**Task to complete:** Exact repetition is required: output every record in full.

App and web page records
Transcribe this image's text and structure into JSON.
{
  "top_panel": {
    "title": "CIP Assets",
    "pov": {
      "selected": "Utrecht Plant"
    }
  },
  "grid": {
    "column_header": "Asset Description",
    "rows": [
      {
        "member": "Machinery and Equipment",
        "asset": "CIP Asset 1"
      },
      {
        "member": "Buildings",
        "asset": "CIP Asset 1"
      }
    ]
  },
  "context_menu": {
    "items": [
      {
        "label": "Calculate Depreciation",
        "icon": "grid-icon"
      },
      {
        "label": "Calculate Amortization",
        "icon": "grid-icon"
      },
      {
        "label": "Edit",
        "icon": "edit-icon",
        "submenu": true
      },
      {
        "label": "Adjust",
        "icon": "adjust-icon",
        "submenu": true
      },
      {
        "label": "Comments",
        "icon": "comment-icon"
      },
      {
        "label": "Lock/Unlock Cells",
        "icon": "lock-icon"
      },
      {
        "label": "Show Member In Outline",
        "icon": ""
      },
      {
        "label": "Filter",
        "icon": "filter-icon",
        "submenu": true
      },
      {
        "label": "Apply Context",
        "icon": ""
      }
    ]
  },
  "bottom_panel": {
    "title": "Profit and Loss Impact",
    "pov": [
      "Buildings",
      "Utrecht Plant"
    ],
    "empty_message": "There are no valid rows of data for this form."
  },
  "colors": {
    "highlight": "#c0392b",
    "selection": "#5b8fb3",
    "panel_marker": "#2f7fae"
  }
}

**Answer to this problem:**
Transcribe this image's text and structure into JSON.
{
  "top_panel": {
    "title": "CIP Assets",
    "pov": {
      "selected": "Utrecht Plant"
    }
  },
  "grid": {
    "column_header": "Asset Description",
    "rows": [
      {
        "member": "Machinery and Equipment",
        "asset": "CIP Asset 1"
      },
      {
        "member": "Buildings",
        "asset": "CIP Asset 1"
      }
    ]
  },
  "context_menu": {
    "items": [
      {
        "label": "Calculate Depreciation",
        "icon": "grid-icon"
      },
      {
        "label": "Calculate Amortization",
        "icon": "grid-icon"
      },
      {
        "label": "Edit",
        "icon": "edit-icon",
        "submenu": true
      },
      {
        "label": "Adjust",
        "icon": "adjust-icon",
        "submenu": true
      },
      {
        "label": "Comments",
        "icon": "comment-icon"
      },
      {
        "label": "Lock/Unlock Cells",
        "icon": "lock-icon"
      },
      {
        "label": "Show Member In Outline",
        "icon": ""
      },
      {
        "label": "Filter",
        "icon": "filter-icon",
        "submenu": true
      },
      {
        "label": "Apply Context",
        "icon": ""
      }
    ]
  },
  "bottom_panel": {
    "title": "Profit and Loss Impact",
    "pov": [
      "Buildings",
      "Utrecht Plant"
    ],
    "empty_message": "There are no valid rows of data for this form."
  },
  "colors": {
    "highlight": "#c0392b",
    "selection": "#5b8fb3",
    "panel_marker": "#2f7fae"
  }
}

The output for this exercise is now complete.